Required task:
Every record should be written out exactly, please.

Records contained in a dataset
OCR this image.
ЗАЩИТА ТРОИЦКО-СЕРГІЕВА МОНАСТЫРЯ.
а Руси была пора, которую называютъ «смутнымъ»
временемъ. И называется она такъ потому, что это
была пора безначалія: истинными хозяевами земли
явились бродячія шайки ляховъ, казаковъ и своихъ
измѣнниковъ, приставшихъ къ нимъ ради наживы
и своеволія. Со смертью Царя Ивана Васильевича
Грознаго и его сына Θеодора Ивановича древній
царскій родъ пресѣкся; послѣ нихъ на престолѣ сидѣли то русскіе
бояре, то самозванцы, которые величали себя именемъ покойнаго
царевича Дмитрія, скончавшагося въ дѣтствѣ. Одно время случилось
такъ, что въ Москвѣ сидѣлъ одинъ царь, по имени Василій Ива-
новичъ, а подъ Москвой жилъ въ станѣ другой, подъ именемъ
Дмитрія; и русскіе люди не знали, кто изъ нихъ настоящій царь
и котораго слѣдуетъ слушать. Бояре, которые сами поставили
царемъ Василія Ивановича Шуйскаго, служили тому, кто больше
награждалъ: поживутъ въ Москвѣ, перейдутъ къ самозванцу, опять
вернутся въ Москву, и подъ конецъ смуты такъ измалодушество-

Response for this exercise:
OCR this image.
ЗАЩИТА ТРОИЦКО-СЕРГІЕВА МОНАСТЫРЯ.
а Руси была пора, которую называютъ «смутнымъ»
временемъ. И называется она такъ потому, что это
была пора безначалія: истинными хозяевами земли
явились бродячія шайки ляховъ, казаковъ и своихъ
измѣнниковъ, приставшихъ къ нимъ ради наживы
и своеволія. Со смертью Царя Ивана Васильевича
Грознаго и его сына Θеодора Ивановича древній
царскій родъ пресѣкся; послѣ нихъ на престолѣ сидѣли то русскіе
бояре, то самозванцы, которые величали себя именемъ покойнаго
царевича Дмитрія, скончавшагося въ дѣтствѣ. Одно время случилось
такъ, что въ Москвѣ сидѣлъ одинъ царь, по имени Василій Ива-
новичъ, а подъ Москвой жилъ въ станѣ другой, подъ именемъ
Дмитрія; и русскіе люди не знали, кто изъ нихъ настоящій царь
и котораго слѣдуетъ слушать. Бояре, которые сами поставили
царемъ Василія Ивановича Шуйскаго, служили тому, кто больше
награждалъ: поживутъ въ Москвѣ, перейдутъ къ самозванцу, опять
вернутся въ Москву, и подъ конецъ смуты такъ измалодушество-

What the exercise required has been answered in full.